**Problem requirements**
Where a line contains the word "ALUMINIUM", copy that line.

**Stored data entries**
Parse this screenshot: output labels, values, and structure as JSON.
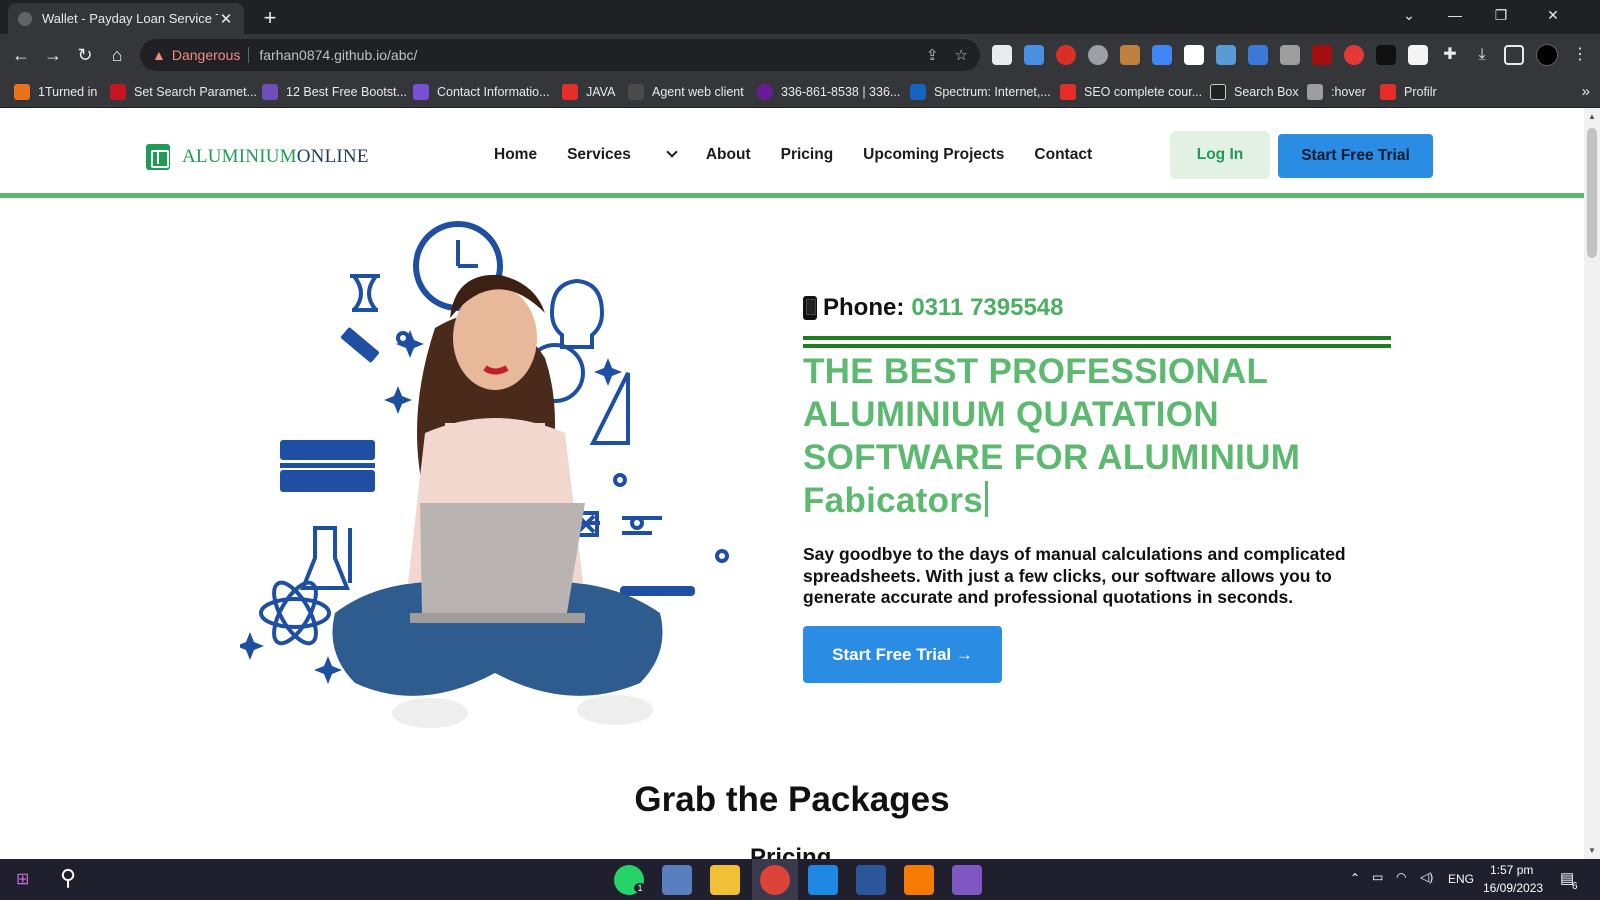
{
  "browser": {
    "tab_title": "Wallet - Payday Loan Service Tem",
    "security_label": "Dangerous",
    "url": "farhan0874.github.io/abc/",
    "bookmarks": [
      {
        "label": "1Turned in",
        "color": "#e8731c"
      },
      {
        "label": "Set Search Paramet...",
        "color": "#c4161c"
      },
      {
        "label": "12 Best Free Bootst...",
        "color": "#6a4fb8"
      },
      {
        "label": "Contact Informatio...",
        "color": "#7a4fd6"
      },
      {
        "label": "JAVA",
        "color": "#e52d27"
      },
      {
        "label": "Agent web client",
        "color": "#4a4a4a"
      },
      {
        "label": "336-861-8538 | 336...",
        "color": "#6a1b9a"
      },
      {
        "label": "Spectrum: Internet,...",
        "color": "#1565c0"
      },
      {
        "label": "SEO complete cour...",
        "color": "#e52d27"
      },
      {
        "label": "Search Box",
        "color": "#222222"
      },
      {
        "label": ":hover",
        "color": "#9e9e9e"
      },
      {
        "label": "Profilr",
        "color": "#e52d27"
      }
    ]
  },
  "site": {
    "logo_part1": "ALUMINIUM",
    "logo_part2": "ONLINE",
    "nav": {
      "home": "Home",
      "services": "Services",
      "about": "About",
      "pricing": "Pricing",
      "projects": "Upcoming Projects",
      "contact": "Contact"
    },
    "login": "Log In",
    "trial": "Start Free Trial"
  },
  "hero": {
    "phone_label": "Phone:",
    "phone_number": "0311 7395548",
    "headline": "THE BEST PROFESSIONAL ALUMINIUM QUATATION SOFTWARE FOR ALUMINIUM Fabicators",
    "lead": "Say goodbye to the days of manual calculations and complicated spreadsheets. With just a few clicks, our software allows you to generate accurate and professional quotations in seconds.",
    "cta": "Start Free Trial →"
  },
  "packages": {
    "title": "Grab the Packages",
    "peek": "Pricing"
  },
  "taskbar": {
    "lang": "ENG",
    "time": "1:57 pm",
    "date": "16/09/2023",
    "notif_count": "6",
    "whatsapp_badge": "1"
  }
}
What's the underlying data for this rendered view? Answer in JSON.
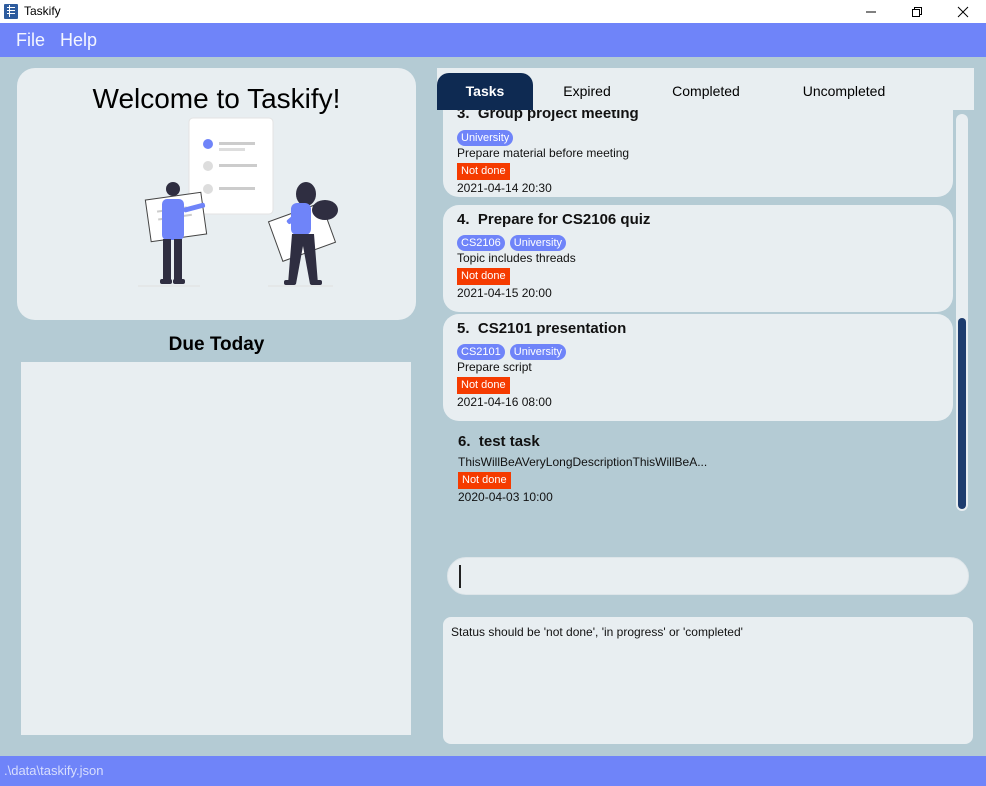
{
  "window": {
    "title": "Taskify",
    "icon": "taskify-app-icon"
  },
  "menu": {
    "file": "File",
    "help": "Help"
  },
  "welcome": {
    "title": "Welcome to Taskify!"
  },
  "due_today": {
    "title": "Due Today"
  },
  "tabs": [
    {
      "label": "Tasks",
      "active": true
    },
    {
      "label": "Expired",
      "active": false
    },
    {
      "label": "Completed",
      "active": false
    },
    {
      "label": "Uncompleted",
      "active": false
    }
  ],
  "tasks": [
    {
      "index": "3.",
      "title": "Group project meeting",
      "tags": [
        "University"
      ],
      "description": "Prepare material before meeting",
      "status": "Not done",
      "datetime": "2021-04-14 20:30"
    },
    {
      "index": "4.",
      "title": "Prepare for CS2106 quiz",
      "tags": [
        "CS2106",
        "University"
      ],
      "description": "Topic includes threads",
      "status": "Not done",
      "datetime": "2021-04-15 20:00"
    },
    {
      "index": "5.",
      "title": "CS2101 presentation",
      "tags": [
        "CS2101",
        "University"
      ],
      "description": "Prepare script",
      "status": "Not done",
      "datetime": "2021-04-16 08:00"
    },
    {
      "index": "6.",
      "title": "test task",
      "tags": [],
      "description": "ThisWillBeAVeryLongDescriptionThisWillBeA...",
      "status": "Not done",
      "datetime": "2020-04-03 10:00"
    }
  ],
  "command": {
    "value": ""
  },
  "result": {
    "message": "Status should be 'not done', 'in progress' or 'completed'"
  },
  "statusbar": {
    "path": ".\\data\\taskify.json"
  },
  "colors": {
    "accent": "#6f84f9",
    "active_tab": "#0e2a52",
    "status_not_done": "#f53b00",
    "panel": "#e8eef1",
    "background": "#b4cbd4"
  }
}
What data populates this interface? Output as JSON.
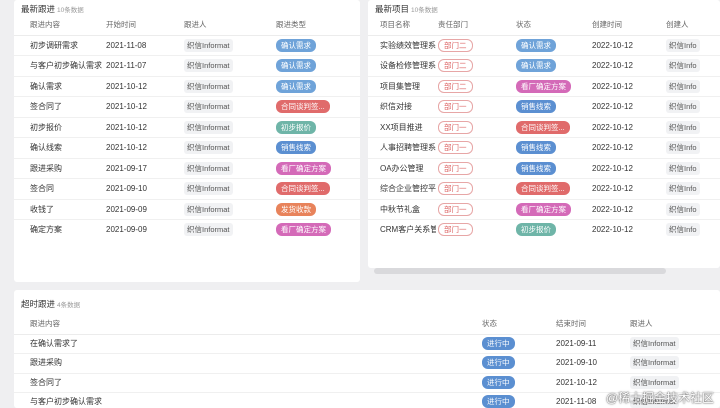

**Exercise output**
    "logo_part1": "ALUMINIUM",
    "headline": "THE BEST PROFESSIONAL ALUMINIUM QUATATION SOFTWARE FOR ALUMINIUM Fabicators",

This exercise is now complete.